■ **Work to complete**: Pick every line from the data that holds the word "OAuth".

■ **Records for the exercise**:
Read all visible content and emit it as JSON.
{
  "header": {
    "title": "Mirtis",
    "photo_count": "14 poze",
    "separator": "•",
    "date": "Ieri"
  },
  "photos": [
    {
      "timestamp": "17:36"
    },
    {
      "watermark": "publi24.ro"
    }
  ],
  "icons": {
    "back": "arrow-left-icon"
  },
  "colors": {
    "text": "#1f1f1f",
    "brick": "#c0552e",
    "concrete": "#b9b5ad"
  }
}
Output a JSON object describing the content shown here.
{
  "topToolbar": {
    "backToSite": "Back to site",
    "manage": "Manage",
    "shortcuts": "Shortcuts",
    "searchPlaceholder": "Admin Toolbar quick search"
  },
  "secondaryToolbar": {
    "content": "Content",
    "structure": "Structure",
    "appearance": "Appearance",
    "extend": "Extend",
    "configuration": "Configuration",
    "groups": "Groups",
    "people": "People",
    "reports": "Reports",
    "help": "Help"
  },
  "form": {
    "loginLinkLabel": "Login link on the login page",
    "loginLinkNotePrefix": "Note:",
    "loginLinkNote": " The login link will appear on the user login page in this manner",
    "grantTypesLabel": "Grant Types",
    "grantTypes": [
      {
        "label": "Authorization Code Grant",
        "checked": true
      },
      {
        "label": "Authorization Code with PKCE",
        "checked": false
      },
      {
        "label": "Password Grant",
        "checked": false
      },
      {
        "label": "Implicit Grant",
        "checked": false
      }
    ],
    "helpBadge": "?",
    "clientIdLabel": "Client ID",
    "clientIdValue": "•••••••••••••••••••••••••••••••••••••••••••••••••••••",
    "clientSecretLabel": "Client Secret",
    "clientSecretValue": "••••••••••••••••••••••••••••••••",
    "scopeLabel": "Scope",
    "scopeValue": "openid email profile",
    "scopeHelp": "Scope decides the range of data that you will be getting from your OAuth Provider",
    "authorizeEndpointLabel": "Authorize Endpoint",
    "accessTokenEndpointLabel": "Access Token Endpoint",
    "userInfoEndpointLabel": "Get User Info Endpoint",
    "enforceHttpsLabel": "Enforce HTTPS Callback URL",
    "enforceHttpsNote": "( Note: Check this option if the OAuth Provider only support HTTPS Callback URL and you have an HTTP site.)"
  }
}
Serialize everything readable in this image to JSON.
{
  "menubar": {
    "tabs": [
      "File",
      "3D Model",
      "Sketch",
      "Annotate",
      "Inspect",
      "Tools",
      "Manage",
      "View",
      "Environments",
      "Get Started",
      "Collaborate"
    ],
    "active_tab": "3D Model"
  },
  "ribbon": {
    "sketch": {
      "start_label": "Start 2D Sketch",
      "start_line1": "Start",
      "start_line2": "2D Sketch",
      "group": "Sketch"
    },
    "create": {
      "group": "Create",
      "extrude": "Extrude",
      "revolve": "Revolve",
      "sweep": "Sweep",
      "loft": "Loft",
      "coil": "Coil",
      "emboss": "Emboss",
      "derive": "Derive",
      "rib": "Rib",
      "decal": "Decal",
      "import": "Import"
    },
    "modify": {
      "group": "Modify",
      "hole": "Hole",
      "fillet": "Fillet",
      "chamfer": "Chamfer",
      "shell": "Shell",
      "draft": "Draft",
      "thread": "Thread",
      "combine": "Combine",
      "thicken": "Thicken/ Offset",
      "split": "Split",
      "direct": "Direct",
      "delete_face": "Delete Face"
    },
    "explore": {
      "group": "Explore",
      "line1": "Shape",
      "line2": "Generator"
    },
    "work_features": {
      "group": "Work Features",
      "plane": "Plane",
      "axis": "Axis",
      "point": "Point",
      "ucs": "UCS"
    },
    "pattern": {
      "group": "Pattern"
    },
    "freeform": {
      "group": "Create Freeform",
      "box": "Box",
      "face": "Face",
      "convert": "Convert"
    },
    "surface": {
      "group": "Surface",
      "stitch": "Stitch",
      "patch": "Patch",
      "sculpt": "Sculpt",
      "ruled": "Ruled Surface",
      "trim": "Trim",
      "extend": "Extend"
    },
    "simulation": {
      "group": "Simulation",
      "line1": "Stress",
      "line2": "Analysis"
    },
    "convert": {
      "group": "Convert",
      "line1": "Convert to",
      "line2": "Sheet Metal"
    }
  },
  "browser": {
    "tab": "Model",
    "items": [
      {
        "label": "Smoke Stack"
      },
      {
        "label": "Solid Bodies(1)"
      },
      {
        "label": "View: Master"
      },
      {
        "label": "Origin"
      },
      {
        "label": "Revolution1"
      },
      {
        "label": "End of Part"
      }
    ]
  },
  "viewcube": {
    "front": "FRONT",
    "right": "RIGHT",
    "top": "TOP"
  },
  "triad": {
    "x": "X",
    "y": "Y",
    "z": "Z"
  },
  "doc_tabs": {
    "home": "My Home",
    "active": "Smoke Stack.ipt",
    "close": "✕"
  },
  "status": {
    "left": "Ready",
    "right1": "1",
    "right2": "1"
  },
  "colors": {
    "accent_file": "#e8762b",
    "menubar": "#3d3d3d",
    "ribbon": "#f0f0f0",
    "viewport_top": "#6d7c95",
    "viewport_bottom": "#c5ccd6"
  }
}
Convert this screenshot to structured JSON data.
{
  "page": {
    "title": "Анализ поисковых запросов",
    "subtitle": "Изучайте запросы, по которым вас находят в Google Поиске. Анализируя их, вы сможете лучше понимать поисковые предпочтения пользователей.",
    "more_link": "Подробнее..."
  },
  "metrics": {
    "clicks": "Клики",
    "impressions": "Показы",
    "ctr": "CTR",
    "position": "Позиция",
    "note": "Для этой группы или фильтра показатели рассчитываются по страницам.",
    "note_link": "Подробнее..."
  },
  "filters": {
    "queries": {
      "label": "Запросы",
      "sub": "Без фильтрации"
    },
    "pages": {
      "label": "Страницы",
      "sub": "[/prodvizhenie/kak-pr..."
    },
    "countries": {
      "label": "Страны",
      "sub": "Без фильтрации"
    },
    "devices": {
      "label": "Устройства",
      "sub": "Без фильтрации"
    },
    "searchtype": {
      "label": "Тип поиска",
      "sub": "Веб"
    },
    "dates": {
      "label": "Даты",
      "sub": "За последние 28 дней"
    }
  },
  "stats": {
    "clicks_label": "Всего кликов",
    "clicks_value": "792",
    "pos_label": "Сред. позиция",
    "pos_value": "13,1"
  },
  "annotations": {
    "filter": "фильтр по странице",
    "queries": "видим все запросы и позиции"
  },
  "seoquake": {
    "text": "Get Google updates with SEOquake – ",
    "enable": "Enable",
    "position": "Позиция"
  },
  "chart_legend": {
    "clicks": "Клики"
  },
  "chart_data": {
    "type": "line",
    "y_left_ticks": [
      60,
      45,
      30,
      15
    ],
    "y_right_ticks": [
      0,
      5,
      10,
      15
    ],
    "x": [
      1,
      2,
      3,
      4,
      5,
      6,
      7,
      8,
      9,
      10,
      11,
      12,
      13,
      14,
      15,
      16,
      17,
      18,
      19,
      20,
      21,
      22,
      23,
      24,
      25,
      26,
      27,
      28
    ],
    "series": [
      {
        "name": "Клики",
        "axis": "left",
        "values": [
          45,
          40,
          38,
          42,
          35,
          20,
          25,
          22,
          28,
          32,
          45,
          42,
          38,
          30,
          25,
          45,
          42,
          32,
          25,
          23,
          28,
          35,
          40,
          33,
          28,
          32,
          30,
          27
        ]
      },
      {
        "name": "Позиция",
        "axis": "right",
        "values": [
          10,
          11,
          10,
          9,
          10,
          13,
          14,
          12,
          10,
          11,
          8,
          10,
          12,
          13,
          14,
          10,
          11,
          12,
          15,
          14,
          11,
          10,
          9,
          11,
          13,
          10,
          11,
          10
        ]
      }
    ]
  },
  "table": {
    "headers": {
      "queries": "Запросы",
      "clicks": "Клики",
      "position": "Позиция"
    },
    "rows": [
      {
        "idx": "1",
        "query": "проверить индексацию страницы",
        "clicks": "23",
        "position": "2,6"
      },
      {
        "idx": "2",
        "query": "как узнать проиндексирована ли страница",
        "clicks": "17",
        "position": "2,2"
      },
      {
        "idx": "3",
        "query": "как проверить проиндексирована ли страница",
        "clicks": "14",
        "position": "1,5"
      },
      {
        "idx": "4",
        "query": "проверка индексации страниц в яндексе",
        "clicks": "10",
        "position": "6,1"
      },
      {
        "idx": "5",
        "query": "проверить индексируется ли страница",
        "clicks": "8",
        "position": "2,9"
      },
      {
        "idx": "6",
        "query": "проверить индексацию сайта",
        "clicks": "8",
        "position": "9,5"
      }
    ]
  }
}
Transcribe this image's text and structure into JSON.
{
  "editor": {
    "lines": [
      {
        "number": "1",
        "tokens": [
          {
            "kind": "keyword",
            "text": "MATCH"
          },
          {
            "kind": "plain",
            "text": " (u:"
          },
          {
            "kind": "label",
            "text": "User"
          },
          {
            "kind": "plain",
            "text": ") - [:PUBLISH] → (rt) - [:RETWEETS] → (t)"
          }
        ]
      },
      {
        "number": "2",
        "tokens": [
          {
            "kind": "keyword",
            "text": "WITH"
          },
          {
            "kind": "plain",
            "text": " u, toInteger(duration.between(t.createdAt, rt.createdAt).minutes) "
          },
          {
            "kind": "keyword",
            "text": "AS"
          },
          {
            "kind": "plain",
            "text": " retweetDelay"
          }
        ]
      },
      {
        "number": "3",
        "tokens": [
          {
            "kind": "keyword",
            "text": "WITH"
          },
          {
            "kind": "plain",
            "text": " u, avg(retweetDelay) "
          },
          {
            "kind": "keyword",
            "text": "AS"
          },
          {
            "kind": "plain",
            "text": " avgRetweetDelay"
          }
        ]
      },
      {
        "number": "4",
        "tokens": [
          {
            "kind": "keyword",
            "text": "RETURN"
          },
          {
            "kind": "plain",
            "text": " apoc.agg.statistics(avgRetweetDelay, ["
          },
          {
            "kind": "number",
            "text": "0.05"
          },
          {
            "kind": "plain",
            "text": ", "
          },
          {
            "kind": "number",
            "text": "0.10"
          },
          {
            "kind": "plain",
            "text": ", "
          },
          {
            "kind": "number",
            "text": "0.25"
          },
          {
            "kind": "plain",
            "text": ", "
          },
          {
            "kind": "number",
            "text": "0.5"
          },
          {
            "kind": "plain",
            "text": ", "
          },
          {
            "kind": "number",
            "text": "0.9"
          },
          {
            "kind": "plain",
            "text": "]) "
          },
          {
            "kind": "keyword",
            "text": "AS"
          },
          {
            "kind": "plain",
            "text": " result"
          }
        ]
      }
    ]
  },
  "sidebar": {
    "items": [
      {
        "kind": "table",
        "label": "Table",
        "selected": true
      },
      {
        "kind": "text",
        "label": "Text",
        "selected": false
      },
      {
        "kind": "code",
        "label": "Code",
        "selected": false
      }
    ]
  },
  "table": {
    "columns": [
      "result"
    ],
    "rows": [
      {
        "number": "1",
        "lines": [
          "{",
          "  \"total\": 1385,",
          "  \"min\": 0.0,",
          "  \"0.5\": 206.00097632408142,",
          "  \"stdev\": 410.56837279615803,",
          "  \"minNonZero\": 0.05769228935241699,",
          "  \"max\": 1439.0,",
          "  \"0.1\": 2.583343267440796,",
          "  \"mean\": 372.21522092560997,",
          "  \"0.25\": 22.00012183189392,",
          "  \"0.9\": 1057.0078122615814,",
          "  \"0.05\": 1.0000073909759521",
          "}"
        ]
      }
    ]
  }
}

■ **Answer in full**:
    "scopeHelp": "Scope decides the range of data that you will be getting from your OAuth Provider",
    "enforceHttpsNote": "( Note: Check this option if the OAuth Provider only support HTTPS Callback URL and you have an HTTP site.)"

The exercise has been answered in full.